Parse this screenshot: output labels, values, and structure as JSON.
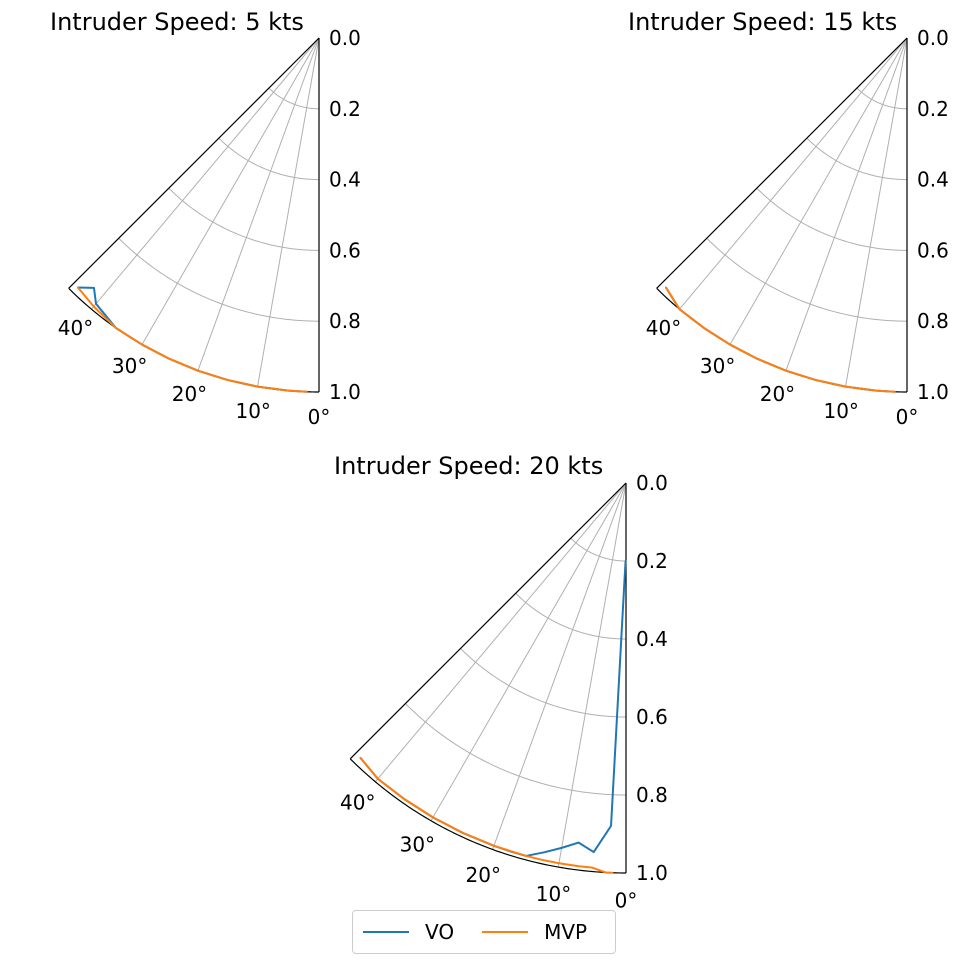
{
  "chart_data": [
    {
      "type": "line",
      "projection": "polar",
      "title": "Intruder Speed: 5 kts",
      "theta_range_deg": [
        0,
        45
      ],
      "r_range": [
        0,
        1
      ],
      "r_ticks": [
        "0.0",
        "0.2",
        "0.4",
        "0.6",
        "0.8",
        "1.0"
      ],
      "theta_ticks": [
        "0°",
        "10°",
        "20°",
        "30°",
        "40°"
      ],
      "grid": true,
      "series": [
        {
          "name": "VO",
          "color": "#1f77b4",
          "theta": [
            2,
            5,
            10,
            15,
            20,
            25,
            30,
            35,
            40,
            42,
            44
          ],
          "r": [
            1.0,
            1.0,
            1.0,
            1.0,
            1.0,
            1.0,
            1.0,
            1.0,
            0.98,
            0.95,
            0.98
          ]
        },
        {
          "name": "MVP",
          "color": "#ff7f0e",
          "theta": [
            2,
            5,
            10,
            15,
            20,
            25,
            30,
            35,
            40,
            44
          ],
          "r": [
            1.0,
            1.0,
            1.0,
            1.0,
            1.0,
            1.0,
            1.0,
            1.0,
            0.99,
            0.98
          ]
        }
      ]
    },
    {
      "type": "line",
      "projection": "polar",
      "title": "Intruder Speed: 15 kts",
      "theta_range_deg": [
        0,
        45
      ],
      "r_range": [
        0,
        1
      ],
      "r_ticks": [
        "0.0",
        "0.2",
        "0.4",
        "0.6",
        "0.8",
        "1.0"
      ],
      "theta_ticks": [
        "0°",
        "10°",
        "20°",
        "30°",
        "40°"
      ],
      "grid": true,
      "series": [
        {
          "name": "VO",
          "color": "#1f77b4",
          "theta": [
            2,
            5,
            10,
            15,
            20,
            25,
            30,
            35,
            40,
            44
          ],
          "r": [
            1.0,
            1.0,
            1.0,
            1.0,
            1.0,
            1.0,
            1.0,
            1.0,
            1.0,
            0.98
          ]
        },
        {
          "name": "MVP",
          "color": "#ff7f0e",
          "theta": [
            2,
            5,
            10,
            15,
            20,
            25,
            30,
            35,
            40,
            44
          ],
          "r": [
            1.0,
            1.0,
            1.0,
            1.0,
            1.0,
            1.0,
            1.0,
            1.0,
            1.0,
            0.98
          ]
        }
      ]
    },
    {
      "type": "line",
      "projection": "polar",
      "title": "Intruder Speed: 20 kts",
      "theta_range_deg": [
        0,
        45
      ],
      "r_range": [
        0,
        1
      ],
      "r_ticks": [
        "0.0",
        "0.2",
        "0.4",
        "0.6",
        "0.8",
        "1.0"
      ],
      "theta_ticks": [
        "0°",
        "10°",
        "20°",
        "30°",
        "40°"
      ],
      "grid": true,
      "series": [
        {
          "name": "VO",
          "color": "#1f77b4",
          "theta": [
            0.3,
            0.8,
            2.5,
            5,
            7.5,
            10,
            12.5,
            15,
            17.5,
            20,
            25,
            30,
            35,
            40,
            44
          ],
          "r": [
            0.2,
            0.24,
            0.88,
            0.95,
            0.93,
            0.95,
            0.97,
            0.99,
            0.99,
            0.99,
            0.99,
            0.99,
            0.99,
            0.99,
            0.98
          ]
        },
        {
          "name": "MVP",
          "color": "#ff7f0e",
          "theta": [
            2,
            3,
            5,
            7,
            10,
            12.5,
            15,
            20,
            25,
            30,
            35,
            40,
            44
          ],
          "r": [
            1.0,
            1.0,
            0.99,
            0.99,
            0.99,
            0.99,
            0.99,
            0.99,
            0.99,
            0.99,
            0.99,
            0.99,
            0.98
          ]
        }
      ]
    }
  ],
  "legend": {
    "placement": "bottom-center",
    "columns": 2,
    "items": [
      {
        "label": "VO",
        "color": "#1f77b4"
      },
      {
        "label": "MVP",
        "color": "#ff7f0e"
      }
    ]
  }
}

STATED TASK: Quote all the lines above exactly as given. Do not include the pictures.

TASK SOLUTION:
Parse this screenshot: output labels, values, and structure as JSON.
{
  "chart_data": [
    {
      "type": "line",
      "projection": "polar",
      "title": "Intruder Speed: 5 kts",
      "theta_range_deg": [
        0,
        45
      ],
      "r_range": [
        0,
        1
      ],
      "r_ticks": [
        "0.0",
        "0.2",
        "0.4",
        "0.6",
        "0.8",
        "1.0"
      ],
      "theta_ticks": [
        "0°",
        "10°",
        "20°",
        "30°",
        "40°"
      ],
      "grid": true,
      "series": [
        {
          "name": "VO",
          "color": "#1f77b4",
          "theta": [
            2,
            5,
            10,
            15,
            20,
            25,
            30,
            35,
            40,
            42,
            44
          ],
          "r": [
            1.0,
            1.0,
            1.0,
            1.0,
            1.0,
            1.0,
            1.0,
            1.0,
            0.98,
            0.95,
            0.98
          ]
        },
        {
          "name": "MVP",
          "color": "#ff7f0e",
          "theta": [
            2,
            5,
            10,
            15,
            20,
            25,
            30,
            35,
            40,
            44
          ],
          "r": [
            1.0,
            1.0,
            1.0,
            1.0,
            1.0,
            1.0,
            1.0,
            1.0,
            0.99,
            0.98
          ]
        }
      ]
    },
    {
      "type": "line",
      "projection": "polar",
      "title": "Intruder Speed: 15 kts",
      "theta_range_deg": [
        0,
        45
      ],
      "r_range": [
        0,
        1
      ],
      "r_ticks": [
        "0.0",
        "0.2",
        "0.4",
        "0.6",
        "0.8",
        "1.0"
      ],
      "theta_ticks": [
        "0°",
        "10°",
        "20°",
        "30°",
        "40°"
      ],
      "grid": true,
      "series": [
        {
          "name": "VO",
          "color": "#1f77b4",
          "theta": [
            2,
            5,
            10,
            15,
            20,
            25,
            30,
            35,
            40,
            44
          ],
          "r": [
            1.0,
            1.0,
            1.0,
            1.0,
            1.0,
            1.0,
            1.0,
            1.0,
            1.0,
            0.98
          ]
        },
        {
          "name": "MVP",
          "color": "#ff7f0e",
          "theta": [
            2,
            5,
            10,
            15,
            20,
            25,
            30,
            35,
            40,
            44
          ],
          "r": [
            1.0,
            1.0,
            1.0,
            1.0,
            1.0,
            1.0,
            1.0,
            1.0,
            1.0,
            0.98
          ]
        }
      ]
    },
    {
      "type": "line",
      "projection": "polar",
      "title": "Intruder Speed: 20 kts",
      "theta_range_deg": [
        0,
        45
      ],
      "r_range": [
        0,
        1
      ],
      "r_ticks": [
        "0.0",
        "0.2",
        "0.4",
        "0.6",
        "0.8",
        "1.0"
      ],
      "theta_ticks": [
        "0°",
        "10°",
        "20°",
        "30°",
        "40°"
      ],
      "grid": true,
      "series": [
        {
          "name": "VO",
          "color": "#1f77b4",
          "theta": [
            0.3,
            0.8,
            2.5,
            5,
            7.5,
            10,
            12.5,
            15,
            17.5,
            20,
            25,
            30,
            35,
            40,
            44
          ],
          "r": [
            0.2,
            0.24,
            0.88,
            0.95,
            0.93,
            0.95,
            0.97,
            0.99,
            0.99,
            0.99,
            0.99,
            0.99,
            0.99,
            0.99,
            0.98
          ]
        },
        {
          "name": "MVP",
          "color": "#ff7f0e",
          "theta": [
            2,
            3,
            5,
            7,
            10,
            12.5,
            15,
            20,
            25,
            30,
            35,
            40,
            44
          ],
          "r": [
            1.0,
            1.0,
            0.99,
            0.99,
            0.99,
            0.99,
            0.99,
            0.99,
            0.99,
            0.99,
            0.99,
            0.99,
            0.98
          ]
        }
      ]
    }
  ],
  "legend": {
    "placement": "bottom-center",
    "columns": 2,
    "items": [
      {
        "label": "VO",
        "color": "#1f77b4"
      },
      {
        "label": "MVP",
        "color": "#ff7f0e"
      }
    ]
  }
}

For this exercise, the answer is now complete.